» INSTRUCTIONS TO FOLLOW: Look through the records below, and copy out every line that holds the string "functional".

» PROVIDED MATERIAL:
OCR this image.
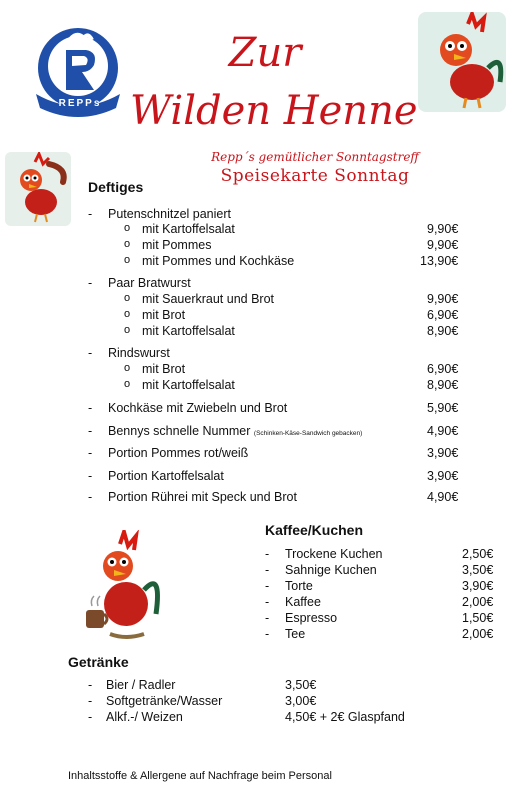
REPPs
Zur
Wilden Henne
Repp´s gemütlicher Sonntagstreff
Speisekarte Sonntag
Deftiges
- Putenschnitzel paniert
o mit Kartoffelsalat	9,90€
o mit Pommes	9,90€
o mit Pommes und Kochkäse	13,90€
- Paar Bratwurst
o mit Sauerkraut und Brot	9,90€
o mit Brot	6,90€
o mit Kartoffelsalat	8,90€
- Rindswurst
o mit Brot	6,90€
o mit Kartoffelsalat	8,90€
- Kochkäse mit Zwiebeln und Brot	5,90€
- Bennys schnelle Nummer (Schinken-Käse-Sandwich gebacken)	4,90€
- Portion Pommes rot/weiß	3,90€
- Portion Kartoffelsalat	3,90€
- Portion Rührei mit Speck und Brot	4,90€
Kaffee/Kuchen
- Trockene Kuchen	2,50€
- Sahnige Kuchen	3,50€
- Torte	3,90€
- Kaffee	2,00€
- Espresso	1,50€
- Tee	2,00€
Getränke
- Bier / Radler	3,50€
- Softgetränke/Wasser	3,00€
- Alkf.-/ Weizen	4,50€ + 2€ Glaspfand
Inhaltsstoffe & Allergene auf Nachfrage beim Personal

---

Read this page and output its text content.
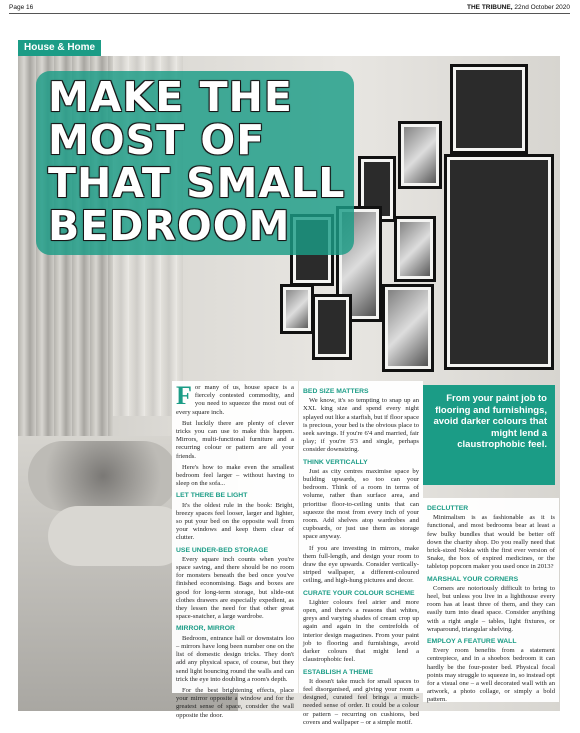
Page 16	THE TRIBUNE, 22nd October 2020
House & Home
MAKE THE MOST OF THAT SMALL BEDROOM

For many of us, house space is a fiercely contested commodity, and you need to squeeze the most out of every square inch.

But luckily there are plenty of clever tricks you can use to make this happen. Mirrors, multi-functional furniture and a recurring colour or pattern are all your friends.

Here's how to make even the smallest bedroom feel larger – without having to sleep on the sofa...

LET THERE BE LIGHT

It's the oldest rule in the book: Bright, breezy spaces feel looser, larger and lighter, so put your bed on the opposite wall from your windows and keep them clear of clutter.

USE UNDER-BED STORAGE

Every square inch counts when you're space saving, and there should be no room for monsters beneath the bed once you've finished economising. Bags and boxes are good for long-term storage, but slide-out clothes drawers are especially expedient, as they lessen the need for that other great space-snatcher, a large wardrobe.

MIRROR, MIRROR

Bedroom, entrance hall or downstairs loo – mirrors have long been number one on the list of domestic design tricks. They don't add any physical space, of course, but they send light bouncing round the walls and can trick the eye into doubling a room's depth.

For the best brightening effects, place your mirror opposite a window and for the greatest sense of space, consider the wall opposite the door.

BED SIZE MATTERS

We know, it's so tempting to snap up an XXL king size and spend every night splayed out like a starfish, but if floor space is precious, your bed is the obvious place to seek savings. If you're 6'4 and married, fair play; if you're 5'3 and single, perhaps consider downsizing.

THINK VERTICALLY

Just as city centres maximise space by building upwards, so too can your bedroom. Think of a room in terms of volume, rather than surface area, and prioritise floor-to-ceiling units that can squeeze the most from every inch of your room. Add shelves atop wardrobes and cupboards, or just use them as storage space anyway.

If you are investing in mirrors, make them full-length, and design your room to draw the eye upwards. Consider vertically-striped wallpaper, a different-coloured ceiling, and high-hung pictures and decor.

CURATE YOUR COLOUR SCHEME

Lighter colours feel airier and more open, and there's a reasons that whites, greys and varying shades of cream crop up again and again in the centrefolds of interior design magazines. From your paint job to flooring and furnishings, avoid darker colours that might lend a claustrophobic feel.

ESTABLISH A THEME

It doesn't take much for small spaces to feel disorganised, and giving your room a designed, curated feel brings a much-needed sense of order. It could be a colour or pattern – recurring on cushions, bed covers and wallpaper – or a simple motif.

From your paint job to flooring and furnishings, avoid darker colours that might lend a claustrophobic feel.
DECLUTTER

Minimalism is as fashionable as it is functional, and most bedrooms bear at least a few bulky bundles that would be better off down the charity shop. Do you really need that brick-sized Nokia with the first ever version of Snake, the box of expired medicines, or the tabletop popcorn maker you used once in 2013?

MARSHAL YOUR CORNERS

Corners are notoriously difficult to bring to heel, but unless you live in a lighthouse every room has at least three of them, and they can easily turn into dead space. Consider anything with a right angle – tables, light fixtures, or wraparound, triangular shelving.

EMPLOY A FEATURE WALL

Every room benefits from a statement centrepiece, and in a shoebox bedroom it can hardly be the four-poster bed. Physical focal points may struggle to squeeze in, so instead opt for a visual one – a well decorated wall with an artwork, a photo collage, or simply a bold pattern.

» RESULT OF THIS TASK:
But luckily there are plenty of clever tricks you can use to make this happen. Mirrors, multi-functional furniture and a recurring colour or pattern are all your friends.
Minimalism is as fashionable as it is functional, and most bedrooms bear at least a few bulky bundles that would be better off down the charity shop. Do you really need that brick-sized Nokia with the first ever version of Snake, the box of expired medicines, or the tabletop popcorn maker you used once in 2013?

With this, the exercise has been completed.